*ЗАДАНИЯ И УПРАЖНЕНИЯ*.
1) Где базируется ансамбль «Шумка», согласно исходному тексту?
2) Отредактируйте строки данных между строкой, содержащей «star-2-icon[interactable]: [281, 425, 311, 455]», и строкой, содержащей «tip-pct-label: Tip:: [21, 430, 91, 451]», включительно: замените «EUR» на «GBP», а всё остальное оставьте без изменений. Приведите только эти строки.

*ИСХОДНЫЙ ТЕКСТ*.

Юрий Шевченко нацелился на «Грэмми»
Как музыка и балет объединили киевлянВ конце июня музыкальную жизнь Киева всколыхнуло необычное событие: в Национальной опере состоялась премьера балета известного современного украинского композитора Юрия Шевченко на сюжет культового произведения классика — пьесы Михаила Старицкого «За двумя зайцами». Это стало поводом для нашей встречи с мастером. Однако в ходе беседы тем для обсуждения оказалось намного больше...
— Пан Юрий! Балет в вашу жизнь ворвался практически с детства, ведь вы с женой Оксаной росли вместе, — Киевская средняя специальная музыкальная школа им. Н. Лысенко, где учились вы, и Киевское хореографическое училище, где училась она, в настоящий момент, как и тогда, составляют единый комплекс.
— Так оттуда же и моя любовь к балету!
— «За двумя зайцами» — далеко не первый ваш балет. В 1993 году был создан «Перун» для канадского танцевального фольклорного ансамбля «Шумка», — поэтому для балетного композитора получается достаточно солидный стаж.
— Согласен! Прибавлю, что «Шумка» базируется в Эдмонтоне, провинция Альберта. Самолет туда летит более 20 часов. Природно-климатические условия очень похожи на киевские. В Альберте много украинцев, и «Шумка» — один из самых известных там украинских коллективов.
Именно в Эдмонтоне мы и познакомились с Виктором Литвиновым. Я знал, что в Киеве есть такой выдающийся танцовщик, а он обо мне вообще ничего не слышал. И вот именно там мы начали сотрудничать. Мои балетные университеты проходили вместе с ним.
Возвращаюсь к «Шумке». Это — солидный народный коллектив (приблизительно 60 человек на сцене), которому скоро исполнится 60 лет! У них есть школа на 200 человек, где учатся 9 лет прежде чем попасть в основной состав ансамбля. Так сложилось, что с моим появлением (впрочем, это не моя заслуга!) они взяли курс на создание целостных спектаклей. Каждые 4—5 лет они готовят отдельную программу, рассчитанную приблизительно на 2 часа.
После «Перуна» — что-то наподобие языческой «Весны священной» Игоря Стравинского (балетмейстер — известный в Канаде хореограф Браян Веб) — появилась сюита «Времена года» на фольклорной основе. Дальше был детский балет «Катруся» (хореограф — Виктор Литвинов). Эта программа из трех разнородных частей (1995 г.) шла на протяжении одного вечера. Коллектив с этим, конечно, справился, а вот зритель — нет, потому что для него это было весьма неожиданно.
— Что вы имеете в виду?

*ПРЕДСТАВЛЕННЫЕ ДАННЫЕ*.
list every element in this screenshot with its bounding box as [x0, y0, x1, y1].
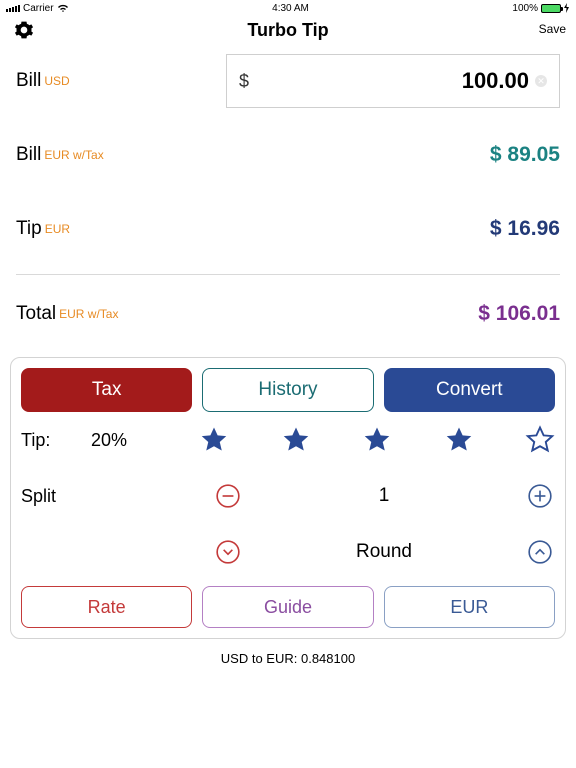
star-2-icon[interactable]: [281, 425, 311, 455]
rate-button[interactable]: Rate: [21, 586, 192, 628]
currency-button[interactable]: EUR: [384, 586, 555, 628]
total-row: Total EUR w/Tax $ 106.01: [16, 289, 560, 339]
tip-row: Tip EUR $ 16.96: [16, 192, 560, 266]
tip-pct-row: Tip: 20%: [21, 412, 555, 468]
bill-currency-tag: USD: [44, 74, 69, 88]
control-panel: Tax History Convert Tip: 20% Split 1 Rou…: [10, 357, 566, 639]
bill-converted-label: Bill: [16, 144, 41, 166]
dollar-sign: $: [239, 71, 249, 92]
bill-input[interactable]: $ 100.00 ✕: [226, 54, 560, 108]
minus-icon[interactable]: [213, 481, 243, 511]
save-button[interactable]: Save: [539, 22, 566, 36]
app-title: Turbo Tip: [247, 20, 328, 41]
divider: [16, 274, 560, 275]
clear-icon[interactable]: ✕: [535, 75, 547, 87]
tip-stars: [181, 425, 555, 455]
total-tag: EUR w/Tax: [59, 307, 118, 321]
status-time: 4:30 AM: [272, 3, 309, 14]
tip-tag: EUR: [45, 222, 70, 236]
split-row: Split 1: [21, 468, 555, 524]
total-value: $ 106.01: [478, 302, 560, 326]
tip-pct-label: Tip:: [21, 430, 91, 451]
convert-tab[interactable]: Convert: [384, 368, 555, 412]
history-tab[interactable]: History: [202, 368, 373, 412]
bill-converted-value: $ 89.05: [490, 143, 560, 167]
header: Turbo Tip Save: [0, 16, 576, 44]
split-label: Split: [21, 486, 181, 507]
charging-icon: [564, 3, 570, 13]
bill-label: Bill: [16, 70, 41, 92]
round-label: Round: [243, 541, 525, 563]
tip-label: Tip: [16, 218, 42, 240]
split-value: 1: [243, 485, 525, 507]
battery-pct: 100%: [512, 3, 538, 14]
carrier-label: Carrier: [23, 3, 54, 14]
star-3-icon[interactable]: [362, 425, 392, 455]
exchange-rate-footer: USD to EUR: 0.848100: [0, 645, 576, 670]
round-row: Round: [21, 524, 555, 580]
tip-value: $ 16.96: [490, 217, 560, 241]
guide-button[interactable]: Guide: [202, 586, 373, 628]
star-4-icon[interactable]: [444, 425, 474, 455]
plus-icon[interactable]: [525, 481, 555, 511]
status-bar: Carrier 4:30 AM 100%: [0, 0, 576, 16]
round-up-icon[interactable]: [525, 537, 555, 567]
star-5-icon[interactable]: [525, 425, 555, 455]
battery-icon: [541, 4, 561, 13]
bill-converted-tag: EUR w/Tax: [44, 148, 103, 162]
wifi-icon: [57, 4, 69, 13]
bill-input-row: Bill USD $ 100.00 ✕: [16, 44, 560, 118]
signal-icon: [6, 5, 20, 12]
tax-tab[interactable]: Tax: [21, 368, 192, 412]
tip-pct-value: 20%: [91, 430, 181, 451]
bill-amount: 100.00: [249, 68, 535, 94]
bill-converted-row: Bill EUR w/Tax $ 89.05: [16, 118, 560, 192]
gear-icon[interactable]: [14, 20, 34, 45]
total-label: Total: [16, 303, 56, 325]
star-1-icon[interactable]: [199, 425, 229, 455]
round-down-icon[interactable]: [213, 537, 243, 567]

* * *

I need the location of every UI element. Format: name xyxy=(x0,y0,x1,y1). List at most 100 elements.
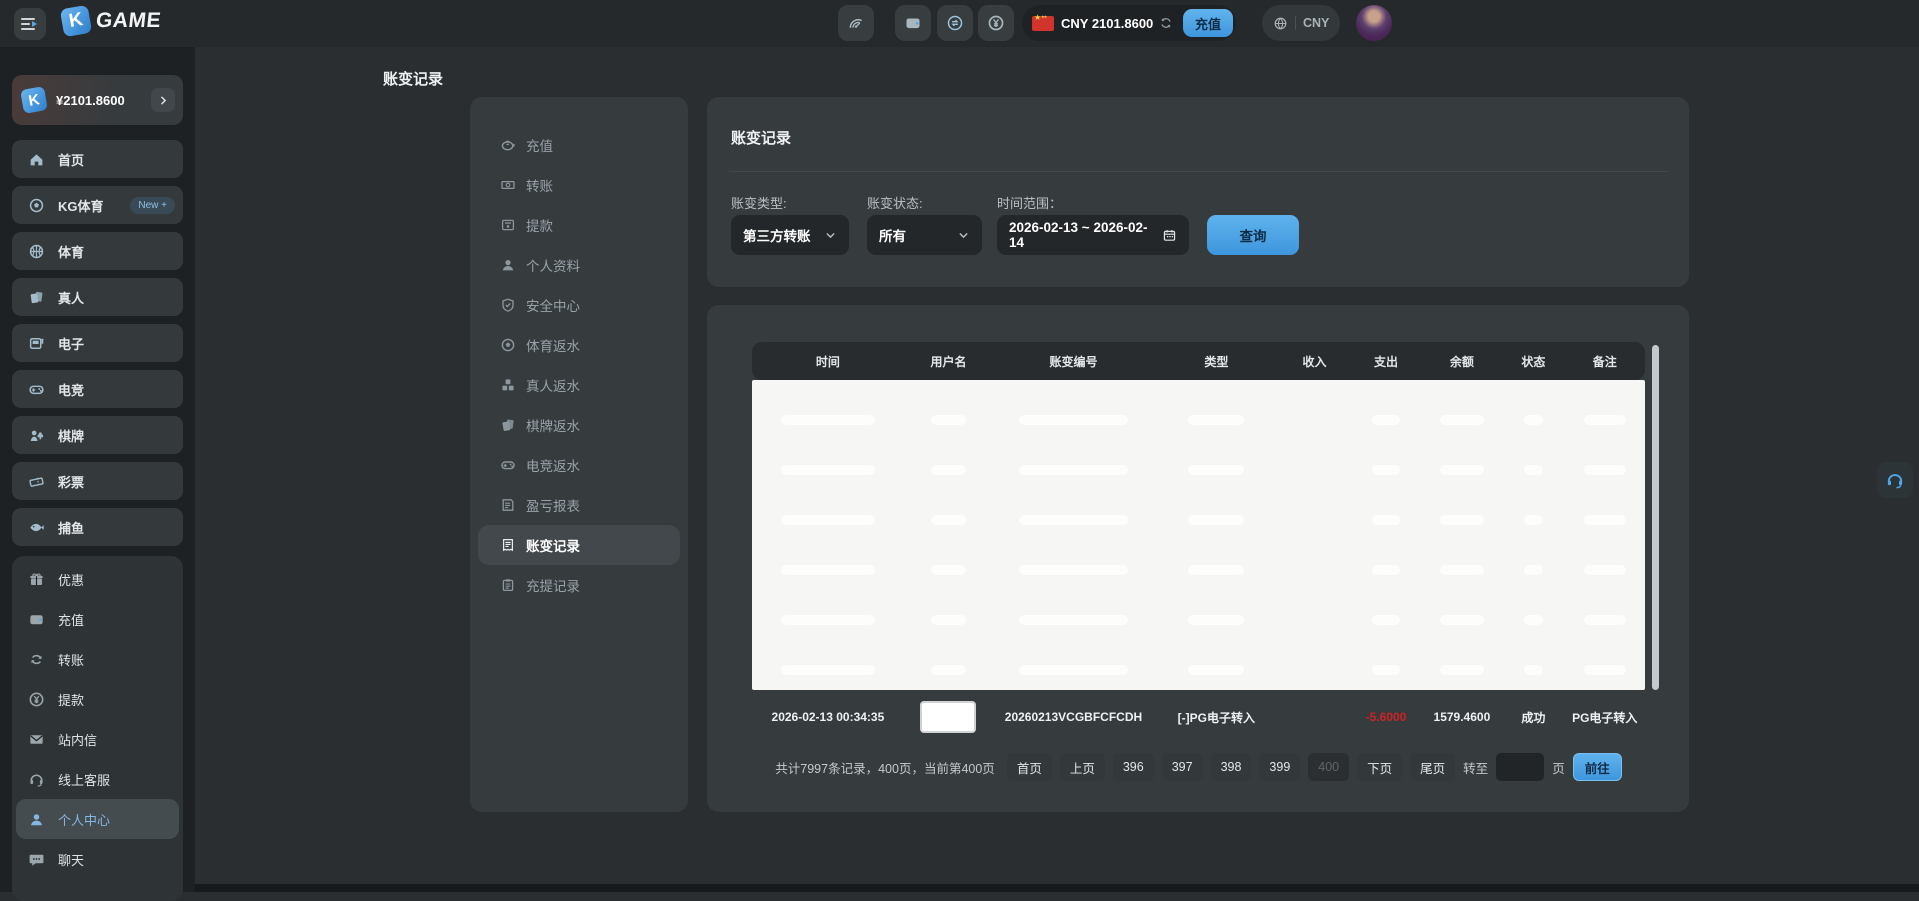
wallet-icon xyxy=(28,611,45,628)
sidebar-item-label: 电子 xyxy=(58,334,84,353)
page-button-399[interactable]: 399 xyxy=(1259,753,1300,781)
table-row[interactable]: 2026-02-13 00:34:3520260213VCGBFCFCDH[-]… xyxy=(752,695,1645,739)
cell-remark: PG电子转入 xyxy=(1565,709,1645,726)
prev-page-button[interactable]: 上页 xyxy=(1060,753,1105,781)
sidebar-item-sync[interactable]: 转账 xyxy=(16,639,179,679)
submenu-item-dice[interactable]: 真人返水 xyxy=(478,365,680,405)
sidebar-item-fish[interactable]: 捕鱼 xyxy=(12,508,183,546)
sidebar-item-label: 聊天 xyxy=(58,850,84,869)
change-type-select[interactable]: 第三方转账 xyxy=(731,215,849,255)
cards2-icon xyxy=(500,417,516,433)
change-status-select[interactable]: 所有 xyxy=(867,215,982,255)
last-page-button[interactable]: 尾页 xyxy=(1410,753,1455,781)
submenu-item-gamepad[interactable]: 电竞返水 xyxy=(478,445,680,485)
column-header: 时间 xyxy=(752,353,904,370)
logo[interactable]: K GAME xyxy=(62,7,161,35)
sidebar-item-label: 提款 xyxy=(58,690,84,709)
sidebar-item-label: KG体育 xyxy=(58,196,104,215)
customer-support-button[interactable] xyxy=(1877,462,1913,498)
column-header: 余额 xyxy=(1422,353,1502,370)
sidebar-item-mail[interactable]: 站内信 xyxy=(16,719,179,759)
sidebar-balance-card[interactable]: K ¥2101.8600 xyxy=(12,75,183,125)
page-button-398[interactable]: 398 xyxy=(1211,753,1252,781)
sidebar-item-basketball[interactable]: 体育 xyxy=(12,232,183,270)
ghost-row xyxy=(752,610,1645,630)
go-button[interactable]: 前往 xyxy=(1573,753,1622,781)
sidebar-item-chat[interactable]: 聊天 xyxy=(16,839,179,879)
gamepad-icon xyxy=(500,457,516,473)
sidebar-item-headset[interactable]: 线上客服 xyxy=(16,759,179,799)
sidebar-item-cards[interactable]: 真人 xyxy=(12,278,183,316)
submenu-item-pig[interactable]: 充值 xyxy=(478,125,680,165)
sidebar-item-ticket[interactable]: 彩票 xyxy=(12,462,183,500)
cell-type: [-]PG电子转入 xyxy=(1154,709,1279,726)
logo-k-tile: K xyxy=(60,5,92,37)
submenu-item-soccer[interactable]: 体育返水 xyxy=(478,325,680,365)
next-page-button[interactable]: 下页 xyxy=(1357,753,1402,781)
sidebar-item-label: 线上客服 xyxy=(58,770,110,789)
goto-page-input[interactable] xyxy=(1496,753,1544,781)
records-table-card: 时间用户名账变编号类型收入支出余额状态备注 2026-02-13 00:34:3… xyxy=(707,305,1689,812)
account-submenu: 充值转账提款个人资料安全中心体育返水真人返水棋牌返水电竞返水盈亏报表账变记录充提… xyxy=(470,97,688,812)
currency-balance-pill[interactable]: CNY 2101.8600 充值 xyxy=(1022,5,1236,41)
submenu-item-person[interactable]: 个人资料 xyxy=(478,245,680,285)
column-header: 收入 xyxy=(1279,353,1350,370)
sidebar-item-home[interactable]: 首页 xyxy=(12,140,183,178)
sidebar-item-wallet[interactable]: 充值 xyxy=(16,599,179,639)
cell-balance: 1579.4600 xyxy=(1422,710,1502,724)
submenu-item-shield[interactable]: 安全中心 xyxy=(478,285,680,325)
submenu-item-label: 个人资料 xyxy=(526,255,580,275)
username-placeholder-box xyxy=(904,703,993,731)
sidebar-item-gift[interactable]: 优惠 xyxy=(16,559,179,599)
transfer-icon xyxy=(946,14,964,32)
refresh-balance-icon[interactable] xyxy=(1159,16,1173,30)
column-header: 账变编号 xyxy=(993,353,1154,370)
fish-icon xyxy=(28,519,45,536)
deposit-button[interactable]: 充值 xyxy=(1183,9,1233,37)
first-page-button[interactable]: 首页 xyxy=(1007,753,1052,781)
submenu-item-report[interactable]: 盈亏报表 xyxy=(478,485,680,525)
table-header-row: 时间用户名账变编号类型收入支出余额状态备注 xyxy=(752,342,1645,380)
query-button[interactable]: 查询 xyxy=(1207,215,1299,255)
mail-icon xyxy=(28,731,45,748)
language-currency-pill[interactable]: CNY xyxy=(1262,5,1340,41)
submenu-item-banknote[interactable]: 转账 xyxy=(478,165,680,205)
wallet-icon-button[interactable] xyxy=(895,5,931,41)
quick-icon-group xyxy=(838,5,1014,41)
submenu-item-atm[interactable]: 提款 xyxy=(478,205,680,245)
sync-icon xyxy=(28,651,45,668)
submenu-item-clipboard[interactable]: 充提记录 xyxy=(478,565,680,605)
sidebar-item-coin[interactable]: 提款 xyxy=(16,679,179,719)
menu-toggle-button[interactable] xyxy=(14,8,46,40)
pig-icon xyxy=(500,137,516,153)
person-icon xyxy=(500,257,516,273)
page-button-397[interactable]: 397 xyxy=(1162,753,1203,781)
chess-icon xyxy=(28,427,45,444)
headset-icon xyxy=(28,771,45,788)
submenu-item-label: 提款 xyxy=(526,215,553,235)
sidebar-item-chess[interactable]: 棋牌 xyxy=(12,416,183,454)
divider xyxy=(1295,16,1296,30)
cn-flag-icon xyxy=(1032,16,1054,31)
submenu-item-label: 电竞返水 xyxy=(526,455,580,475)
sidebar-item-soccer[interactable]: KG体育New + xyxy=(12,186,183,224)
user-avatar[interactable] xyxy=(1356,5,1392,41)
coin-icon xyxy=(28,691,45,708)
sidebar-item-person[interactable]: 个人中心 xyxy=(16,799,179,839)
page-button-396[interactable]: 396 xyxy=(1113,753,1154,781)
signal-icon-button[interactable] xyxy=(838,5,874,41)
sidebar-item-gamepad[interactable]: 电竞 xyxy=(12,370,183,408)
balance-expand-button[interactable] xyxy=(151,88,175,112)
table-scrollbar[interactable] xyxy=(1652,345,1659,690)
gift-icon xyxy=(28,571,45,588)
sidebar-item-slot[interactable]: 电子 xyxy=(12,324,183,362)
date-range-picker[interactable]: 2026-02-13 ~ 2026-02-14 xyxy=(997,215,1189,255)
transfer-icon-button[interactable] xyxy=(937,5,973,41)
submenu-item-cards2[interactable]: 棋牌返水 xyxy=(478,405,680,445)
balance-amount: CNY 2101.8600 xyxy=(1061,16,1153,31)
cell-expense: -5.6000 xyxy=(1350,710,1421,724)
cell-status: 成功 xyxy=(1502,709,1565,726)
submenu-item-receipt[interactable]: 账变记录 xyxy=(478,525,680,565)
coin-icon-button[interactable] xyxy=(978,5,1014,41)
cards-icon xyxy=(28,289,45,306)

*ОТВЕТЫ ПО ПОРЯДКУ*.
1) В Эдмонтоне, провинция Альберта.

2)
star-2-icon[interactable]: [281, 425, 311, 455]
rate-button[interactable]: Rate: [21, 586, 192, 628]
currency-button[interactable]: GBP: [384, 586, 555, 628]
total-row: Total GBP w/Tax $ 106.01: [16, 289, 560, 339]
tip-row: Tip GBP $ 16.96: [16, 192, 560, 266]
tip-pct-row: Tip: 20%: [21, 412, 555, 468]
bill-currency-tag: USD: [44, 74, 69, 88]
control-panel: Tax History Convert Tip: 20% Split 1 Rou…: [10, 357, 566, 639]
bill-converted-label: Bill: [16, 144, 41, 166]
dollar-sign: $: [239, 71, 249, 92]
bill-input[interactable]: $ 100.00 ✕: [226, 54, 560, 108]
minus-icon[interactable]: [213, 481, 243, 511]
save-button[interactable]: Save: [539, 22, 566, 36]
app-title: Turbo Tip: [247, 20, 328, 41]
divider: [16, 274, 560, 275]
clear-icon[interactable]: ✕: [535, 75, 547, 87]
tip-stars: [181, 425, 555, 455]
total-tag: GBP w/Tax: [59, 307, 118, 321]
status-time: 4:30 AM: [272, 3, 309, 14]
tip-tag: GBP: [45, 222, 70, 236]
split-row: Split 1: [21, 468, 555, 524]
total-value: $ 106.01: [478, 302, 560, 326]
tip-pct-label: Tip:: [21, 430, 91, 451]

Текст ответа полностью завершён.